(What is asked) Write the count of lines that contain the word "mobiliario" and nothing else.

>> Start Extracted records

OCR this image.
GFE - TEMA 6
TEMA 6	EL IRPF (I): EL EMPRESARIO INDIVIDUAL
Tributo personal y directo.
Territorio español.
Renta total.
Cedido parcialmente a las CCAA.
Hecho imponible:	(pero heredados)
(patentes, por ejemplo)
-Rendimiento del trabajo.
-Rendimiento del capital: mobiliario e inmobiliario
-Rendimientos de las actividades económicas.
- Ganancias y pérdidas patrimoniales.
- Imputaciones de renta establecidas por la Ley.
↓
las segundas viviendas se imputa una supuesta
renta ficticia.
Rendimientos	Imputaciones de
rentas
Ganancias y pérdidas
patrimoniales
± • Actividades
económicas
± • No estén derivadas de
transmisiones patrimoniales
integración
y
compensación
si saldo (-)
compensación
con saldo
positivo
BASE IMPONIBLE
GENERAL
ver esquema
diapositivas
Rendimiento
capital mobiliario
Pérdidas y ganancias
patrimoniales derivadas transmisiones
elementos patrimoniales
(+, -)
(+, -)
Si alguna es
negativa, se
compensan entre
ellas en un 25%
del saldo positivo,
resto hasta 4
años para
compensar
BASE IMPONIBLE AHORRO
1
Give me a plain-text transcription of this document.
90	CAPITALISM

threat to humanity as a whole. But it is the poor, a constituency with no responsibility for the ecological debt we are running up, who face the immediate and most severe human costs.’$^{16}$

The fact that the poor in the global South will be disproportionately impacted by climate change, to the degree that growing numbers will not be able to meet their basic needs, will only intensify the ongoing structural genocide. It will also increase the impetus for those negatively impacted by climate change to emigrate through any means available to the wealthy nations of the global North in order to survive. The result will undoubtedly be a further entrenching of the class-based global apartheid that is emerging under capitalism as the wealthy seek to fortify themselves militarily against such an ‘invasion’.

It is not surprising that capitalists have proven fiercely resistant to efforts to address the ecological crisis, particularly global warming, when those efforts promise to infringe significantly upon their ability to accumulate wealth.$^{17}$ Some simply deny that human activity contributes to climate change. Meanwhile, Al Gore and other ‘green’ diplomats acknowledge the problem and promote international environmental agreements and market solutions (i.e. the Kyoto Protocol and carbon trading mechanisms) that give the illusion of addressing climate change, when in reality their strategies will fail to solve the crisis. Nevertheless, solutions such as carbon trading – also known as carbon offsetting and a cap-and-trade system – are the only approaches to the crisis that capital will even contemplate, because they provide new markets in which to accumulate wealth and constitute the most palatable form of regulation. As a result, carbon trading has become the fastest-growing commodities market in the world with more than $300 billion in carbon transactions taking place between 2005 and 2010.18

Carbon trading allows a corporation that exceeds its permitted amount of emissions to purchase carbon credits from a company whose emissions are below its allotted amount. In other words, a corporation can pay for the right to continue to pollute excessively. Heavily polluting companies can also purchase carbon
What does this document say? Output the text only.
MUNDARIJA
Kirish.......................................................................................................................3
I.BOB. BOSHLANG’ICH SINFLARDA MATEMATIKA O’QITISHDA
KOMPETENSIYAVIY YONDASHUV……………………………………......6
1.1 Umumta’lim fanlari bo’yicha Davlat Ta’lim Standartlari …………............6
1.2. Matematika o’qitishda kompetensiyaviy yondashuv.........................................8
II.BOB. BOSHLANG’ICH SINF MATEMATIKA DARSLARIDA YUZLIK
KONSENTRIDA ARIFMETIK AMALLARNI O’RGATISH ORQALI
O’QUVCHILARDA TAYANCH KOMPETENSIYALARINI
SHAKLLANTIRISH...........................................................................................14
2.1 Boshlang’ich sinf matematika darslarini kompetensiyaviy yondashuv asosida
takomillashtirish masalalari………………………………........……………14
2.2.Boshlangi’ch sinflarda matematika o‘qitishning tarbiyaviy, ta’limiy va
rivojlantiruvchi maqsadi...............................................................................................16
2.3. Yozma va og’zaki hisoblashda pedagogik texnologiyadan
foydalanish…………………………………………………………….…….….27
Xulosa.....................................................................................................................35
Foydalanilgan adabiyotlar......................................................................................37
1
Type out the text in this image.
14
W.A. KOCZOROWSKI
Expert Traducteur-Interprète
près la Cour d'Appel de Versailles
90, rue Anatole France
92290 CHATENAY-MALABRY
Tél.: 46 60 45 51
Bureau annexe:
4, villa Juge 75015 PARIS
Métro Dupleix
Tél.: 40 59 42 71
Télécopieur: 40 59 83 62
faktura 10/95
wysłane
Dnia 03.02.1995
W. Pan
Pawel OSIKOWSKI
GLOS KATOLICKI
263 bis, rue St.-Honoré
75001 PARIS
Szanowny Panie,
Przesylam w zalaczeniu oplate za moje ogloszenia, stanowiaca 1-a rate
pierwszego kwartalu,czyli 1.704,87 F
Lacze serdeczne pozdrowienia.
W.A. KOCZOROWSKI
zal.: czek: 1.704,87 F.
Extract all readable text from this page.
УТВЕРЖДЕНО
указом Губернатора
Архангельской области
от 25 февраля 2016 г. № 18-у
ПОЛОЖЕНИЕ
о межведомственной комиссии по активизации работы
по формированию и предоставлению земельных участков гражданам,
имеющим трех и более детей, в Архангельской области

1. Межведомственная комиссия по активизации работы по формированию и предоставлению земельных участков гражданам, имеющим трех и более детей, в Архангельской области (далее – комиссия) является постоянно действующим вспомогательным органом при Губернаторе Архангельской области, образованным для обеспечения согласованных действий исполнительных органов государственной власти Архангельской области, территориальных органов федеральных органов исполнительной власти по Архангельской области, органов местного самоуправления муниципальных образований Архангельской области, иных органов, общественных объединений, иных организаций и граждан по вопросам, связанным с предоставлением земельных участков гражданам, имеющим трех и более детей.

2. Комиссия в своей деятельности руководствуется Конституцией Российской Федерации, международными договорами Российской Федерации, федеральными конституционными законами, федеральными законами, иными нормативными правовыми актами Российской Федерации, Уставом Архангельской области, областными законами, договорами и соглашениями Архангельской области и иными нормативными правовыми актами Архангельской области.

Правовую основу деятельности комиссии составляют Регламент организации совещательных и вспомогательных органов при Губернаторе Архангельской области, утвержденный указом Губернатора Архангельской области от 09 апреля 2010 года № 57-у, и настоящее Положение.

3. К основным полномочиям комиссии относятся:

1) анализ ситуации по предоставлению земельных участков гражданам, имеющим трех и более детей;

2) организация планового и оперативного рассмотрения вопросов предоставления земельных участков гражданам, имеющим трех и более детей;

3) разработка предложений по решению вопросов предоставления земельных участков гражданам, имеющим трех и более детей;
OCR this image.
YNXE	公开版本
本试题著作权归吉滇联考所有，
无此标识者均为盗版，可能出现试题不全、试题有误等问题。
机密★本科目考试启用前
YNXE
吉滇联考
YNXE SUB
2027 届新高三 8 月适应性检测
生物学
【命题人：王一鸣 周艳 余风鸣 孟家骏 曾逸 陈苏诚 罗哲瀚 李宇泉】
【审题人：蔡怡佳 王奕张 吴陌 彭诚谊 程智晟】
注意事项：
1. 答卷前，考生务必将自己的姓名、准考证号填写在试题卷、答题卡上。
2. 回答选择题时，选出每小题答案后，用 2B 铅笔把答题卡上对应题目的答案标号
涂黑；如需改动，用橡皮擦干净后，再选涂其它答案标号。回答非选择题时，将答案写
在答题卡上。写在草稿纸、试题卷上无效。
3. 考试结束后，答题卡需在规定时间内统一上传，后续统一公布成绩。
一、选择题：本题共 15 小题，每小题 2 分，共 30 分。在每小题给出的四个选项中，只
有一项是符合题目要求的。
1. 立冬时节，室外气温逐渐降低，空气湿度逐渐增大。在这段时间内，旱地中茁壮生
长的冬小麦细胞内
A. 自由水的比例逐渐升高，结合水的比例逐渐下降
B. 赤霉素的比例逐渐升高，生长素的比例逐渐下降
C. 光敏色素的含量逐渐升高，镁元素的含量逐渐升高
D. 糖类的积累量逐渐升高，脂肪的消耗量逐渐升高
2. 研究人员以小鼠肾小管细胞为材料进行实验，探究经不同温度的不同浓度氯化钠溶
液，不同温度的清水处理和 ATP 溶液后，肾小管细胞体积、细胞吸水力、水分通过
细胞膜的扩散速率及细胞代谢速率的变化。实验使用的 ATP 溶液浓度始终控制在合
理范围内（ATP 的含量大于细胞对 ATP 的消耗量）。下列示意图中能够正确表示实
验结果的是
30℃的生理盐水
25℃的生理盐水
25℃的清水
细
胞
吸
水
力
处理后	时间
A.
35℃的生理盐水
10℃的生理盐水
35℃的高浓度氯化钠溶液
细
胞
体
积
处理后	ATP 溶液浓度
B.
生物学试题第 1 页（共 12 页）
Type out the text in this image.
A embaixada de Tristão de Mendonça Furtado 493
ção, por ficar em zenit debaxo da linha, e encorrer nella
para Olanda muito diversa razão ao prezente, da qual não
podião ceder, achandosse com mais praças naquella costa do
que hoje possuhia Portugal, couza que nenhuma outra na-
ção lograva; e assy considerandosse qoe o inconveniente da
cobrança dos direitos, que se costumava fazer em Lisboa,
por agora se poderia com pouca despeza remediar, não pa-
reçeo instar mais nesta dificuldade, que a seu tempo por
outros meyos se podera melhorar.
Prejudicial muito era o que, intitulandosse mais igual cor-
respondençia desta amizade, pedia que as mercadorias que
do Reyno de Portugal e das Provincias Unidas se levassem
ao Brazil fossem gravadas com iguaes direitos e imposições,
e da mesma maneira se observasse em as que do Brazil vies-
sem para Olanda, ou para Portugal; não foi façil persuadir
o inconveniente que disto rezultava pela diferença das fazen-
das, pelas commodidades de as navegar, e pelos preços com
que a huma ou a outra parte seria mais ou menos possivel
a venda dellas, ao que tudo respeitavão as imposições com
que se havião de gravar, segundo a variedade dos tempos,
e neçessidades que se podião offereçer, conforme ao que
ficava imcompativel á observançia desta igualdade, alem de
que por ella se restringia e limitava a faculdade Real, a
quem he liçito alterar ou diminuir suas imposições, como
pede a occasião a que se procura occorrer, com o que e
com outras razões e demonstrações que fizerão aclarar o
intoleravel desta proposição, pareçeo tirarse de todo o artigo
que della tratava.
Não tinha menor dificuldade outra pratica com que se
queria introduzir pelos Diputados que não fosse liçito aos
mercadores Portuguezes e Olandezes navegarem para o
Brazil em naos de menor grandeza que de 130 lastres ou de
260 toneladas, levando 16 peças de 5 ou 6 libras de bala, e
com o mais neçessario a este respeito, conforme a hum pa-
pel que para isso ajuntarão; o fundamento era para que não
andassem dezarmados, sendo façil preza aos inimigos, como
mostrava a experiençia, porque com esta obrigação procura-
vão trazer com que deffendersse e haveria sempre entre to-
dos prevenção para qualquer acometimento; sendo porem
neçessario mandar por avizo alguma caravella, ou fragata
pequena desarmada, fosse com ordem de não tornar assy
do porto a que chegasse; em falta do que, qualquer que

>> End Extracted records

(Result of the exercise) 2